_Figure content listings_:

+++

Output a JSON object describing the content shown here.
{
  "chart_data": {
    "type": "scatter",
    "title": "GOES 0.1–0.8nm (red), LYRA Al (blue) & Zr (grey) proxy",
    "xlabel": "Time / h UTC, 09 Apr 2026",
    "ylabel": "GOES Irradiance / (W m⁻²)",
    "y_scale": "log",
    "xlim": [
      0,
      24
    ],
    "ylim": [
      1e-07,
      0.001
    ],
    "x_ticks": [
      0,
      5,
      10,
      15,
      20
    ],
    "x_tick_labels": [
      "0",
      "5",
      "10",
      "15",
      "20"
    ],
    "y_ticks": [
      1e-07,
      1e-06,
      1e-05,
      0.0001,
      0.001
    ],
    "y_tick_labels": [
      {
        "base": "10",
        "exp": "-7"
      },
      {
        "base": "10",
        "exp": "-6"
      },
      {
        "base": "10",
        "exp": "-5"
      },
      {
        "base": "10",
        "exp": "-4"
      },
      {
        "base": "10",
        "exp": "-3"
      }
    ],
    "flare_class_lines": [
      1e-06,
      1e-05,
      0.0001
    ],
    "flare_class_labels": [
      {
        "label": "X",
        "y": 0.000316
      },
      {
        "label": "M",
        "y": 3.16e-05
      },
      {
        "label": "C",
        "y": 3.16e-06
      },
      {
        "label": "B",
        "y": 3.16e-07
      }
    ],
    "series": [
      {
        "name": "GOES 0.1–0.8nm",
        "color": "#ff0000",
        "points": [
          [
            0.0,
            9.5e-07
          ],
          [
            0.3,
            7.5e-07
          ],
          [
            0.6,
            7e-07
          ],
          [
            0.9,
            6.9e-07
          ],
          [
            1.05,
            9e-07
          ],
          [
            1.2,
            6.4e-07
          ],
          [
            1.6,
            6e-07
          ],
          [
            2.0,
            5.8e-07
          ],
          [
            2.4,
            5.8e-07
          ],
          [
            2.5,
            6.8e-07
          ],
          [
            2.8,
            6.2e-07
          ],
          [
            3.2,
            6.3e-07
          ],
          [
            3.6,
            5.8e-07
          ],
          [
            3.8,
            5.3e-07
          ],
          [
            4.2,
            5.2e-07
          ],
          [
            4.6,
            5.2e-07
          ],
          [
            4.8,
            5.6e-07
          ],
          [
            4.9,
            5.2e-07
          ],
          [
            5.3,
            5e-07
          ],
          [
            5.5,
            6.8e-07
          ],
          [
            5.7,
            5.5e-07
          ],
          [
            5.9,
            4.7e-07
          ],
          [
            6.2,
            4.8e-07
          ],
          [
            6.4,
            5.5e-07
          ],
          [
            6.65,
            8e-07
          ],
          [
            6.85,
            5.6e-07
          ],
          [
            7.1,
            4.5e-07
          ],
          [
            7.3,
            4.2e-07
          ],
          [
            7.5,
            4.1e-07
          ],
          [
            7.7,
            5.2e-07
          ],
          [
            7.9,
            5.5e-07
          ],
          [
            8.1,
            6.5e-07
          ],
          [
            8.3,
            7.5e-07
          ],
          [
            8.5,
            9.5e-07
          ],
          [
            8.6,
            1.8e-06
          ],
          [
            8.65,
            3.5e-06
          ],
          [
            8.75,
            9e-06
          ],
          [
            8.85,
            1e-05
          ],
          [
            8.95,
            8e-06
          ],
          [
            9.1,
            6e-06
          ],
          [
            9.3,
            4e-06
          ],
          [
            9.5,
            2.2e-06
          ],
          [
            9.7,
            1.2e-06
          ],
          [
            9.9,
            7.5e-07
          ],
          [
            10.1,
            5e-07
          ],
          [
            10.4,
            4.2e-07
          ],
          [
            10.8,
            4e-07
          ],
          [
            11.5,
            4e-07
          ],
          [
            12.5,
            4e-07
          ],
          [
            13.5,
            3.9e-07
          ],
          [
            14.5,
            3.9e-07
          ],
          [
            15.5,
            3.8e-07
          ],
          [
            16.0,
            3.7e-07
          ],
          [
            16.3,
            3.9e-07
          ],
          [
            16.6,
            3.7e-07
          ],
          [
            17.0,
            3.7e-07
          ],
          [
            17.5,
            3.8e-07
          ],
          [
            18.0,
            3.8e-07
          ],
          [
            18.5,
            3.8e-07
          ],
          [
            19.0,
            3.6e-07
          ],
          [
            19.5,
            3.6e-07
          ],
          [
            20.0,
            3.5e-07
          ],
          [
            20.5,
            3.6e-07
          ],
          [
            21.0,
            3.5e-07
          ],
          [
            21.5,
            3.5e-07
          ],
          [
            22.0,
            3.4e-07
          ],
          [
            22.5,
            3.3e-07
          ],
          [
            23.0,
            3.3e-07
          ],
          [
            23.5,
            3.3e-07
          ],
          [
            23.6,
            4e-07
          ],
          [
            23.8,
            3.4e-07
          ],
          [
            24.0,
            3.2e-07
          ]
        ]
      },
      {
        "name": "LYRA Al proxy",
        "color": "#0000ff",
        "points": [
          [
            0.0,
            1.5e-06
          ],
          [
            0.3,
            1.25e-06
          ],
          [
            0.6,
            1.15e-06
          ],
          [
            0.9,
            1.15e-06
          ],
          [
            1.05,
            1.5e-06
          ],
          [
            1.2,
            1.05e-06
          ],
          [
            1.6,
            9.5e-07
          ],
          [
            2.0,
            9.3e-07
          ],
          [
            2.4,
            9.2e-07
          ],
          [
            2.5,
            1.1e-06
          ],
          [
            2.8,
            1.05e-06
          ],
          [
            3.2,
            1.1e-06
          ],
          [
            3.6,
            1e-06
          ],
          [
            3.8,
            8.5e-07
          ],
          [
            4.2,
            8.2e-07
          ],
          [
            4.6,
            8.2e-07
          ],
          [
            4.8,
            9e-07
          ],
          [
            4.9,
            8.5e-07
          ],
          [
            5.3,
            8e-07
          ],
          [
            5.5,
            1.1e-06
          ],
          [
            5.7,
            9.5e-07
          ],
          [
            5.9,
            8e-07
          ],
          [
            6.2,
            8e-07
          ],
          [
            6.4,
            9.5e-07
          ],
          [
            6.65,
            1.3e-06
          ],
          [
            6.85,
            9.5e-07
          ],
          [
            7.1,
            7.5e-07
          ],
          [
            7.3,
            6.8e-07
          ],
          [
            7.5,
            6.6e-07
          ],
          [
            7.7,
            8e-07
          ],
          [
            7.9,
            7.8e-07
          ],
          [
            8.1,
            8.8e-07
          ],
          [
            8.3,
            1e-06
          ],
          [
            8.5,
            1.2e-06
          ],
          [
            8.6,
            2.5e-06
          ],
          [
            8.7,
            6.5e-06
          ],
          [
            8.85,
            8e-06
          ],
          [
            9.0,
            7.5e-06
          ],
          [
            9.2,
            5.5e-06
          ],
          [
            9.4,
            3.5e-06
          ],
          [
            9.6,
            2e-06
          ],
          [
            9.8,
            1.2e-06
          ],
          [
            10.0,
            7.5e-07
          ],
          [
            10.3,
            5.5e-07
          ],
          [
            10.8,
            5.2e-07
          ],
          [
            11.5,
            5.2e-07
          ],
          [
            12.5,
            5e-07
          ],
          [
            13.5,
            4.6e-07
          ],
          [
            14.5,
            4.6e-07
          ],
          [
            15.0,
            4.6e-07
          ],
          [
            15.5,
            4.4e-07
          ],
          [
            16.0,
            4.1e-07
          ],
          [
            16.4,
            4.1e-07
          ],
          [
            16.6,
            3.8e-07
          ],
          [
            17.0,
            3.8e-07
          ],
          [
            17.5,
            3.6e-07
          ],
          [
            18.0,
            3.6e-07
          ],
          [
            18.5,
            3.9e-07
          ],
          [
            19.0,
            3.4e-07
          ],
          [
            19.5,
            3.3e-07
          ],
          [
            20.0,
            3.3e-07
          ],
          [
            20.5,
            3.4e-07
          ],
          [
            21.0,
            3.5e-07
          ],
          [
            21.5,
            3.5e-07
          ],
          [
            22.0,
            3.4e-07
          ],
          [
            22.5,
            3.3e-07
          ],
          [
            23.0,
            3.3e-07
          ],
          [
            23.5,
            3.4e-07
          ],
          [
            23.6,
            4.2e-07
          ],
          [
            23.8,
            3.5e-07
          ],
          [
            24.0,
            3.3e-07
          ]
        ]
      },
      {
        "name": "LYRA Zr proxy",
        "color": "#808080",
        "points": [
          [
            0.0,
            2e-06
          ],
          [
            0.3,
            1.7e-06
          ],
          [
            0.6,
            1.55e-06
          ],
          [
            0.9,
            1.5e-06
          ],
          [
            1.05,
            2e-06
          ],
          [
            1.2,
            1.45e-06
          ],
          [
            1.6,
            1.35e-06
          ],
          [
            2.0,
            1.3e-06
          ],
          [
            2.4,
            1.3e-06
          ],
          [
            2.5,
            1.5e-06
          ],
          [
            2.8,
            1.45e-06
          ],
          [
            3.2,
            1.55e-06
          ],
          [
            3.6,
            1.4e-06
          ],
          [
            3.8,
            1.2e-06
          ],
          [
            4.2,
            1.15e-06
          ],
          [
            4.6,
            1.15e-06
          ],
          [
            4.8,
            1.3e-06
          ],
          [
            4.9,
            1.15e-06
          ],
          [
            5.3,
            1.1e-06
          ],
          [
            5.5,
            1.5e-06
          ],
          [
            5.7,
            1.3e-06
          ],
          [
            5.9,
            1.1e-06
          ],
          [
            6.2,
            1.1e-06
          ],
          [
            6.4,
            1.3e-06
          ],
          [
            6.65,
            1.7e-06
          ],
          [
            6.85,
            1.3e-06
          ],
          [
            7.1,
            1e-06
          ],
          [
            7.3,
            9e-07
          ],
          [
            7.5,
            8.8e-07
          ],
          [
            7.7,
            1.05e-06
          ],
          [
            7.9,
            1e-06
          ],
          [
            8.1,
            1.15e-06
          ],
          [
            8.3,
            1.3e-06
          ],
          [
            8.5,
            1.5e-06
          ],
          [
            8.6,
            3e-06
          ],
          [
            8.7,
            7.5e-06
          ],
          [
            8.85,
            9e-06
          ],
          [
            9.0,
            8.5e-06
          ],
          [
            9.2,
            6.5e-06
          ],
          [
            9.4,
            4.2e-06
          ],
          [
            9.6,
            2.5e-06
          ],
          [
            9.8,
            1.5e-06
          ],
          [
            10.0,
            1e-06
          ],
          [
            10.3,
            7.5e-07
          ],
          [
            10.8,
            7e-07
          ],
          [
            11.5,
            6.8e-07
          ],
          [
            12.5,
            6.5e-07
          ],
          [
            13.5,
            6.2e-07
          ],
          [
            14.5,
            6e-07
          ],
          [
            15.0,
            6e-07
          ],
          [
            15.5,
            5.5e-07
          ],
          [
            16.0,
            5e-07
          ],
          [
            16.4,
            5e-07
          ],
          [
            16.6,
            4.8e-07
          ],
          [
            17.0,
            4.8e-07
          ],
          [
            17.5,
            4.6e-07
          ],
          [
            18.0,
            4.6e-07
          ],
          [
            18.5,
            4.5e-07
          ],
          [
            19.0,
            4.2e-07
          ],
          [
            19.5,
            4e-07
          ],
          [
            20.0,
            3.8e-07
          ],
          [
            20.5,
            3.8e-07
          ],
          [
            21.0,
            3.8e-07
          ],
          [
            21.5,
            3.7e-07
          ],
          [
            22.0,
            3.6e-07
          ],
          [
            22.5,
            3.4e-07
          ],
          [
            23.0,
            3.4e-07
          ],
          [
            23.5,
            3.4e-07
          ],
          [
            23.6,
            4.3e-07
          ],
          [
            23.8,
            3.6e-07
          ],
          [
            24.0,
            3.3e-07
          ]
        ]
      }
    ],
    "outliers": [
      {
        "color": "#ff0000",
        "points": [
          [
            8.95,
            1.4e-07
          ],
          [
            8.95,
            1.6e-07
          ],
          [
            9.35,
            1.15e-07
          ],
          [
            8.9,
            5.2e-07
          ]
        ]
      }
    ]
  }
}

+++

_WHAT IS EXPECTED_:
Return the lines of the records that include the string "GOES".

_EXERCISE OUTPUT_:
    "title": "GOES 0.1–0.8nm (red), LYRA Al (blue) & Zr (grey) proxy",
    "ylabel": "GOES Irradiance / (W m⁻²)",
        "name": "GOES 0.1–0.8nm",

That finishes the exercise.